> [WORK INSTRUCTIONS]
Transcribe the data that follows precisely, omitting nothing.

> [ENTRIES]
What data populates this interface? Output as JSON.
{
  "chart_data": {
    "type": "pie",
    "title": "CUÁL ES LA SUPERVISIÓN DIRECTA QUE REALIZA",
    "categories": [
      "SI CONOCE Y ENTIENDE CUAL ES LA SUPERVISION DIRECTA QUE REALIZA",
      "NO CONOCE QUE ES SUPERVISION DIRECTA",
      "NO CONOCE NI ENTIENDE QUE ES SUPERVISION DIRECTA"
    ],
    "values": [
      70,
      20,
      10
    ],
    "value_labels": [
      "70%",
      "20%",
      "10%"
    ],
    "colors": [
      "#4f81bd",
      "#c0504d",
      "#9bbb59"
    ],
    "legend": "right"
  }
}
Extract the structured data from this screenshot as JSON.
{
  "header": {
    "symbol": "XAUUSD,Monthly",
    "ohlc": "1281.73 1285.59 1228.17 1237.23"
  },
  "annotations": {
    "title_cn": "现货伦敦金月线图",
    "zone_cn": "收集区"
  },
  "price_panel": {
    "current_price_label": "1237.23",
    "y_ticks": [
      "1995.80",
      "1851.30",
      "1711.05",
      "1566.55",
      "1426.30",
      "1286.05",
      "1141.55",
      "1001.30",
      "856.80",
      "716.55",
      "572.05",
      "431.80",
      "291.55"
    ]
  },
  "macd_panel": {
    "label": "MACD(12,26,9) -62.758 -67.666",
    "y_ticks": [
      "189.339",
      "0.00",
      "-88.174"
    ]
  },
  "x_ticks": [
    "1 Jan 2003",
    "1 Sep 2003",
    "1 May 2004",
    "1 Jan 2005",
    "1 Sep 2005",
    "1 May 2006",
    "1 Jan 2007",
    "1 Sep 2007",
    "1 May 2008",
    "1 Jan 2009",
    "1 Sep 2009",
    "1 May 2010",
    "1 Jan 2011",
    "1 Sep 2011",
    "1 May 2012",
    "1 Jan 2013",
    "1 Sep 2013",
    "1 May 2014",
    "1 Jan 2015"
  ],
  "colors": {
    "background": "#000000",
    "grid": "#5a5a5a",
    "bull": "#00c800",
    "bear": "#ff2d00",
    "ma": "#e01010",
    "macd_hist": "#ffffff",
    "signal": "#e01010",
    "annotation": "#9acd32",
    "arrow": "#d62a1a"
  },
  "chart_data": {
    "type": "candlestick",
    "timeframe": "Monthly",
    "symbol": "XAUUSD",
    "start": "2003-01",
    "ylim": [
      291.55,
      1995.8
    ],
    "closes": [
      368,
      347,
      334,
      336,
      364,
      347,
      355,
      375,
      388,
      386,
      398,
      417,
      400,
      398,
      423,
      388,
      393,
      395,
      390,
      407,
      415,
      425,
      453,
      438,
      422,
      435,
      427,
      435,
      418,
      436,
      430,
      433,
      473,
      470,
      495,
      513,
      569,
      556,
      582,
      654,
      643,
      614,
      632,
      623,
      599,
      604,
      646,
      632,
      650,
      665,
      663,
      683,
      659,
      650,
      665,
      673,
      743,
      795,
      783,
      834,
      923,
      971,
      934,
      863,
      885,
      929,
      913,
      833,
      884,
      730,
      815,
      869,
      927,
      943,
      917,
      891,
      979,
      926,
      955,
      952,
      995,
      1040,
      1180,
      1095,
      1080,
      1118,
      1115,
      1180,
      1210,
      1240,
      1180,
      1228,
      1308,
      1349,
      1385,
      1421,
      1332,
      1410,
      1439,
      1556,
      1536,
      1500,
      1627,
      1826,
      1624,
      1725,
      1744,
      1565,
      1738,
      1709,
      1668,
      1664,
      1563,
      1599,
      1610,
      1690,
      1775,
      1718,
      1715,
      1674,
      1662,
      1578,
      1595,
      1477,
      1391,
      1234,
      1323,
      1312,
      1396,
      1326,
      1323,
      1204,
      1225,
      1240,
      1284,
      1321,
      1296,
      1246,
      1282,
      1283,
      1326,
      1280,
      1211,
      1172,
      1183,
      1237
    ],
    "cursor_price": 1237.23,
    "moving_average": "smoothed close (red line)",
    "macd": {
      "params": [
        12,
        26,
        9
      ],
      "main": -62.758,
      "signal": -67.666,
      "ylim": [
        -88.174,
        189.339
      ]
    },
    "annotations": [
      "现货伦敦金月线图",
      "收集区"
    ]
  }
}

> [FULL RESPONSE]
What data populates this interface? Output as JSON.
{
  "chart_data": {
    "type": "pie",
    "title": "CUÁL ES LA SUPERVISIÓN DIRECTA QUE REALIZA",
    "categories": [
      "SI CONOCE Y ENTIENDE CUAL ES LA SUPERVISION DIRECTA QUE REALIZA",
      "NO CONOCE QUE ES SUPERVISION DIRECTA",
      "NO CONOCE NI ENTIENDE QUE ES SUPERVISION DIRECTA"
    ],
    "values": [
      70,
      20,
      10
    ],
    "value_labels": [
      "70%",
      "20%",
      "10%"
    ],
    "colors": [
      "#4f81bd",
      "#c0504d",
      "#9bbb59"
    ],
    "legend": "right"
  }
}
Extract the structured data from this screenshot as JSON.
{
  "header": {
    "symbol": "XAUUSD,Monthly",
    "ohlc": "1281.73 1285.59 1228.17 1237.23"
  },
  "annotations": {
    "title_cn": "现货伦敦金月线图",
    "zone_cn": "收集区"
  },
  "price_panel": {
    "current_price_label": "1237.23",
    "y_ticks": [
      "1995.80",
      "1851.30",
      "1711.05",
      "1566.55",
      "1426.30",
      "1286.05",
      "1141.55",
      "1001.30",
      "856.80",
      "716.55",
      "572.05",
      "431.80",
      "291.55"
    ]
  },
  "macd_panel": {
    "label": "MACD(12,26,9) -62.758 -67.666",
    "y_ticks": [
      "189.339",
      "0.00",
      "-88.174"
    ]
  },
  "x_ticks": [
    "1 Jan 2003",
    "1 Sep 2003",
    "1 May 2004",
    "1 Jan 2005",
    "1 Sep 2005",
    "1 May 2006",
    "1 Jan 2007",
    "1 Sep 2007",
    "1 May 2008",
    "1 Jan 2009",
    "1 Sep 2009",
    "1 May 2010",
    "1 Jan 2011",
    "1 Sep 2011",
    "1 May 2012",
    "1 Jan 2013",
    "1 Sep 2013",
    "1 May 2014",
    "1 Jan 2015"
  ],
  "colors": {
    "background": "#000000",
    "grid": "#5a5a5a",
    "bull": "#00c800",
    "bear": "#ff2d00",
    "ma": "#e01010",
    "macd_hist": "#ffffff",
    "signal": "#e01010",
    "annotation": "#9acd32",
    "arrow": "#d62a1a"
  },
  "chart_data": {
    "type": "candlestick",
    "timeframe": "Monthly",
    "symbol": "XAUUSD",
    "start": "2003-01",
    "ylim": [
      291.55,
      1995.8
    ],
    "closes": [
      368,
      347,
      334,
      336,
      364,
      347,
      355,
      375,
      388,
      386,
      398,
      417,
      400,
      398,
      423,
      388,
      393,
      395,
      390,
      407,
      415,
      425,
      453,
      438,
      422,
      435,
      427,
      435,
      418,
      436,
      430,
      433,
      473,
      470,
      495,
      513,
      569,
      556,
      582,
      654,
      643,
      614,
      632,
      623,
      599,
      604,
      646,
      632,
      650,
      665,
      663,
      683,
      659,
      650,
      665,
      673,
      743,
      795,
      783,
      834,
      923,
      971,
      934,
      863,
      885,
      929,
      913,
      833,
      884,
      730,
      815,
      869,
      927,
      943,
      917,
      891,
      979,
      926,
      955,
      952,
      995,
      1040,
      1180,
      1095,
      1080,
      1118,
      1115,
      1180,
      1210,
      1240,
      1180,
      1228,
      1308,
      1349,
      1385,
      1421,
      1332,
      1410,
      1439,
      1556,
      1536,
      1500,
      1627,
      1826,
      1624,
      1725,
      1744,
      1565,
      1738,
      1709,
      1668,
      1664,
      1563,
      1599,
      1610,
      1690,
      1775,
      1718,
      1715,
      1674,
      1662,
      1578,
      1595,
      1477,
      1391,
      1234,
      1323,
      1312,
      1396,
      1326,
      1323,
      1204,
      1225,
      1240,
      1284,
      1321,
      1296,
      1246,
      1282,
      1283,
      1326,
      1280,
      1211,
      1172,
      1183,
      1237
    ],
    "cursor_price": 1237.23,
    "moving_average": "smoothed close (red line)",
    "macd": {
      "params": [
        12,
        26,
        9
      ],
      "main": -62.758,
      "signal": -67.666,
      "ylim": [
        -88.174,
        189.339
      ]
    },
    "annotations": [
      "现货伦敦金月线图",
      "收集区"
    ]
  }
}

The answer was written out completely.